• _Work to do_:
Find how many lines of the listing include the string "name", and report only that figure.
BEGIN Records for this task
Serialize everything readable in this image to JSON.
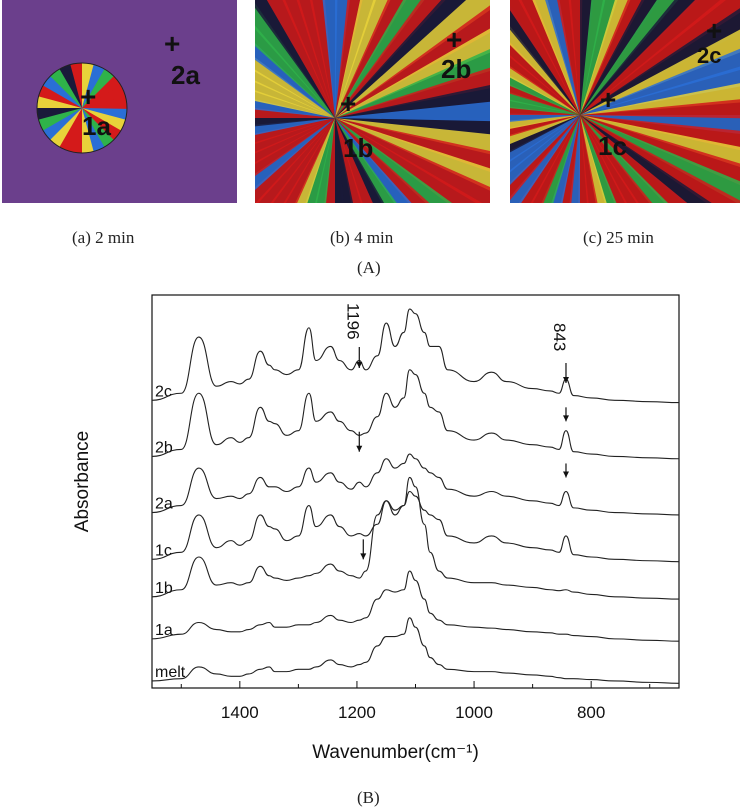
{
  "panel_a": {
    "label": "(A)",
    "images": [
      {
        "caption": "(a) 2 min",
        "points": [
          {
            "label": "1a"
          },
          {
            "label": "2a"
          }
        ]
      },
      {
        "caption": "(b) 4 min",
        "points": [
          {
            "label": "1b"
          },
          {
            "label": "2b"
          }
        ]
      },
      {
        "caption": "(c) 25 min",
        "points": [
          {
            "label": "1c"
          },
          {
            "label": "2c"
          }
        ]
      }
    ],
    "colors": {
      "melt_background": "#6b3f8c",
      "crystal_red": "#d41a1a",
      "crystal_green": "#2fb34a",
      "crystal_blue": "#2a6fd6",
      "crystal_yellow": "#e8d23a"
    }
  },
  "panel_b_label": "(B)",
  "chart_data": {
    "type": "line",
    "xlabel": "Wavenumber(cm⁻¹)",
    "ylabel": "Absorbance",
    "xlim": [
      1550,
      650
    ],
    "x_reversed": true,
    "xticks": [
      1400,
      1200,
      1000,
      800
    ],
    "grid": false,
    "legend": "none",
    "peak_annotations": [
      {
        "label": "1196",
        "x": 1196
      },
      {
        "label": "843",
        "x": 843
      }
    ],
    "series": [
      {
        "name": "2c",
        "offset": 6.0,
        "points": [
          [
            1550,
            0.05
          ],
          [
            1500,
            0.2
          ],
          [
            1470,
            1.4
          ],
          [
            1440,
            0.35
          ],
          [
            1415,
            0.45
          ],
          [
            1400,
            0.4
          ],
          [
            1385,
            0.5
          ],
          [
            1365,
            1.1
          ],
          [
            1350,
            0.8
          ],
          [
            1340,
            0.7
          ],
          [
            1320,
            0.6
          ],
          [
            1300,
            0.7
          ],
          [
            1282,
            1.6
          ],
          [
            1270,
            0.9
          ],
          [
            1245,
            1.2
          ],
          [
            1230,
            0.9
          ],
          [
            1210,
            0.7
          ],
          [
            1196,
            0.9
          ],
          [
            1185,
            0.7
          ],
          [
            1165,
            1.0
          ],
          [
            1150,
            1.7
          ],
          [
            1135,
            1.2
          ],
          [
            1120,
            1.5
          ],
          [
            1110,
            2.0
          ],
          [
            1100,
            1.9
          ],
          [
            1085,
            1.5
          ],
          [
            1075,
            1.2
          ],
          [
            1060,
            1.2
          ],
          [
            1045,
            0.7
          ],
          [
            1000,
            0.45
          ],
          [
            970,
            0.65
          ],
          [
            945,
            0.45
          ],
          [
            900,
            0.3
          ],
          [
            870,
            0.25
          ],
          [
            855,
            0.2
          ],
          [
            843,
            0.5
          ],
          [
            830,
            0.15
          ],
          [
            800,
            0.1
          ],
          [
            760,
            0.05
          ],
          [
            700,
            0.02
          ],
          [
            650,
            0.0
          ]
        ]
      },
      {
        "name": "2b",
        "offset": 4.8,
        "points": [
          [
            1550,
            0.05
          ],
          [
            1500,
            0.2
          ],
          [
            1470,
            1.4
          ],
          [
            1440,
            0.3
          ],
          [
            1415,
            0.45
          ],
          [
            1400,
            0.35
          ],
          [
            1385,
            0.45
          ],
          [
            1365,
            1.1
          ],
          [
            1350,
            0.8
          ],
          [
            1340,
            0.75
          ],
          [
            1320,
            0.5
          ],
          [
            1300,
            0.6
          ],
          [
            1282,
            1.4
          ],
          [
            1270,
            0.8
          ],
          [
            1245,
            1.0
          ],
          [
            1230,
            0.8
          ],
          [
            1210,
            0.6
          ],
          [
            1196,
            0.5
          ],
          [
            1185,
            0.55
          ],
          [
            1165,
            0.9
          ],
          [
            1150,
            1.4
          ],
          [
            1135,
            1.1
          ],
          [
            1120,
            1.3
          ],
          [
            1110,
            1.9
          ],
          [
            1100,
            1.8
          ],
          [
            1085,
            1.4
          ],
          [
            1075,
            1.1
          ],
          [
            1060,
            1.0
          ],
          [
            1045,
            0.6
          ],
          [
            1000,
            0.4
          ],
          [
            970,
            0.55
          ],
          [
            945,
            0.4
          ],
          [
            900,
            0.3
          ],
          [
            870,
            0.25
          ],
          [
            855,
            0.2
          ],
          [
            843,
            0.6
          ],
          [
            830,
            0.15
          ],
          [
            800,
            0.1
          ],
          [
            760,
            0.05
          ],
          [
            700,
            0.02
          ],
          [
            650,
            0.0
          ]
        ]
      },
      {
        "name": "2a",
        "offset": 3.6,
        "points": [
          [
            1550,
            0.05
          ],
          [
            1500,
            0.2
          ],
          [
            1470,
            1.0
          ],
          [
            1440,
            0.35
          ],
          [
            1415,
            0.4
          ],
          [
            1400,
            0.35
          ],
          [
            1385,
            0.45
          ],
          [
            1365,
            0.8
          ],
          [
            1350,
            0.6
          ],
          [
            1340,
            0.6
          ],
          [
            1320,
            0.5
          ],
          [
            1300,
            0.6
          ],
          [
            1282,
            1.0
          ],
          [
            1270,
            0.7
          ],
          [
            1245,
            0.9
          ],
          [
            1230,
            0.7
          ],
          [
            1210,
            0.55
          ],
          [
            1196,
            0.7
          ],
          [
            1185,
            0.6
          ],
          [
            1165,
            0.9
          ],
          [
            1150,
            1.2
          ],
          [
            1135,
            1.0
          ],
          [
            1120,
            1.1
          ],
          [
            1110,
            1.3
          ],
          [
            1100,
            1.2
          ],
          [
            1085,
            1.0
          ],
          [
            1075,
            0.9
          ],
          [
            1060,
            0.8
          ],
          [
            1045,
            0.55
          ],
          [
            1000,
            0.4
          ],
          [
            970,
            0.5
          ],
          [
            945,
            0.4
          ],
          [
            900,
            0.3
          ],
          [
            870,
            0.25
          ],
          [
            855,
            0.2
          ],
          [
            843,
            0.5
          ],
          [
            830,
            0.15
          ],
          [
            800,
            0.1
          ],
          [
            760,
            0.05
          ],
          [
            700,
            0.02
          ],
          [
            650,
            0.0
          ]
        ]
      },
      {
        "name": "1c",
        "offset": 2.6,
        "points": [
          [
            1550,
            0.05
          ],
          [
            1500,
            0.2
          ],
          [
            1470,
            1.0
          ],
          [
            1440,
            0.3
          ],
          [
            1415,
            0.45
          ],
          [
            1400,
            0.35
          ],
          [
            1385,
            0.45
          ],
          [
            1365,
            1.0
          ],
          [
            1350,
            0.75
          ],
          [
            1340,
            0.7
          ],
          [
            1320,
            0.45
          ],
          [
            1300,
            0.55
          ],
          [
            1282,
            1.2
          ],
          [
            1270,
            0.75
          ],
          [
            1245,
            1.0
          ],
          [
            1230,
            0.75
          ],
          [
            1210,
            0.55
          ],
          [
            1196,
            0.6
          ],
          [
            1185,
            0.55
          ],
          [
            1165,
            0.8
          ],
          [
            1150,
            1.3
          ],
          [
            1135,
            1.0
          ],
          [
            1120,
            1.2
          ],
          [
            1110,
            1.5
          ],
          [
            1100,
            1.4
          ],
          [
            1085,
            1.1
          ],
          [
            1075,
            1.0
          ],
          [
            1060,
            0.9
          ],
          [
            1045,
            0.55
          ],
          [
            1000,
            0.4
          ],
          [
            970,
            0.55
          ],
          [
            945,
            0.4
          ],
          [
            900,
            0.3
          ],
          [
            870,
            0.25
          ],
          [
            855,
            0.2
          ],
          [
            843,
            0.55
          ],
          [
            830,
            0.15
          ],
          [
            800,
            0.1
          ],
          [
            760,
            0.05
          ],
          [
            700,
            0.02
          ],
          [
            650,
            0.0
          ]
        ]
      },
      {
        "name": "1b",
        "offset": 1.8,
        "points": [
          [
            1550,
            0.05
          ],
          [
            1500,
            0.2
          ],
          [
            1470,
            0.9
          ],
          [
            1440,
            0.3
          ],
          [
            1415,
            0.35
          ],
          [
            1400,
            0.3
          ],
          [
            1385,
            0.35
          ],
          [
            1365,
            0.7
          ],
          [
            1350,
            0.5
          ],
          [
            1340,
            0.45
          ],
          [
            1320,
            0.4
          ],
          [
            1300,
            0.45
          ],
          [
            1282,
            0.5
          ],
          [
            1270,
            0.55
          ],
          [
            1245,
            0.75
          ],
          [
            1230,
            0.6
          ],
          [
            1210,
            0.5
          ],
          [
            1196,
            0.45
          ],
          [
            1185,
            0.6
          ],
          [
            1165,
            1.8
          ],
          [
            1150,
            2.1
          ],
          [
            1135,
            1.9
          ],
          [
            1120,
            2.0
          ],
          [
            1110,
            2.6
          ],
          [
            1100,
            2.4
          ],
          [
            1085,
            1.6
          ],
          [
            1075,
            1.0
          ],
          [
            1060,
            0.6
          ],
          [
            1045,
            0.45
          ],
          [
            1000,
            0.35
          ],
          [
            970,
            0.35
          ],
          [
            945,
            0.3
          ],
          [
            900,
            0.25
          ],
          [
            870,
            0.2
          ],
          [
            855,
            0.18
          ],
          [
            843,
            0.2
          ],
          [
            830,
            0.15
          ],
          [
            800,
            0.1
          ],
          [
            760,
            0.05
          ],
          [
            700,
            0.02
          ],
          [
            650,
            0.0
          ]
        ]
      },
      {
        "name": "1a",
        "offset": 0.9,
        "points": [
          [
            1550,
            0.05
          ],
          [
            1500,
            0.15
          ],
          [
            1470,
            0.4
          ],
          [
            1440,
            0.25
          ],
          [
            1415,
            0.2
          ],
          [
            1400,
            0.2
          ],
          [
            1385,
            0.25
          ],
          [
            1365,
            0.35
          ],
          [
            1350,
            0.4
          ],
          [
            1340,
            0.3
          ],
          [
            1320,
            0.3
          ],
          [
            1300,
            0.35
          ],
          [
            1282,
            0.35
          ],
          [
            1270,
            0.4
          ],
          [
            1245,
            0.55
          ],
          [
            1230,
            0.45
          ],
          [
            1210,
            0.4
          ],
          [
            1196,
            0.45
          ],
          [
            1185,
            0.5
          ],
          [
            1165,
            0.9
          ],
          [
            1150,
            1.1
          ],
          [
            1135,
            1.05
          ],
          [
            1120,
            1.1
          ],
          [
            1110,
            1.5
          ],
          [
            1100,
            1.3
          ],
          [
            1085,
            0.9
          ],
          [
            1075,
            0.6
          ],
          [
            1060,
            0.45
          ],
          [
            1045,
            0.35
          ],
          [
            1000,
            0.3
          ],
          [
            970,
            0.28
          ],
          [
            945,
            0.25
          ],
          [
            900,
            0.2
          ],
          [
            870,
            0.18
          ],
          [
            855,
            0.15
          ],
          [
            843,
            0.15
          ],
          [
            830,
            0.12
          ],
          [
            800,
            0.1
          ],
          [
            760,
            0.05
          ],
          [
            700,
            0.02
          ],
          [
            650,
            0.0
          ]
        ]
      },
      {
        "name": "melt",
        "offset": 0.0,
        "points": [
          [
            1550,
            0.05
          ],
          [
            1500,
            0.1
          ],
          [
            1470,
            0.35
          ],
          [
            1440,
            0.2
          ],
          [
            1415,
            0.15
          ],
          [
            1400,
            0.15
          ],
          [
            1385,
            0.2
          ],
          [
            1365,
            0.3
          ],
          [
            1350,
            0.35
          ],
          [
            1340,
            0.25
          ],
          [
            1320,
            0.25
          ],
          [
            1300,
            0.3
          ],
          [
            1282,
            0.3
          ],
          [
            1270,
            0.35
          ],
          [
            1245,
            0.5
          ],
          [
            1230,
            0.4
          ],
          [
            1210,
            0.35
          ],
          [
            1196,
            0.4
          ],
          [
            1185,
            0.45
          ],
          [
            1165,
            0.8
          ],
          [
            1150,
            1.0
          ],
          [
            1135,
            1.0
          ],
          [
            1120,
            1.05
          ],
          [
            1110,
            1.4
          ],
          [
            1100,
            1.2
          ],
          [
            1085,
            0.8
          ],
          [
            1075,
            0.55
          ],
          [
            1060,
            0.4
          ],
          [
            1045,
            0.3
          ],
          [
            1000,
            0.25
          ],
          [
            970,
            0.25
          ],
          [
            945,
            0.22
          ],
          [
            900,
            0.18
          ],
          [
            870,
            0.15
          ],
          [
            855,
            0.12
          ],
          [
            843,
            0.1
          ],
          [
            830,
            0.1
          ],
          [
            800,
            0.08
          ],
          [
            760,
            0.05
          ],
          [
            700,
            0.02
          ],
          [
            650,
            0.0
          ]
        ]
      }
    ]
  }
}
END Records for this task
• _Answer_:
7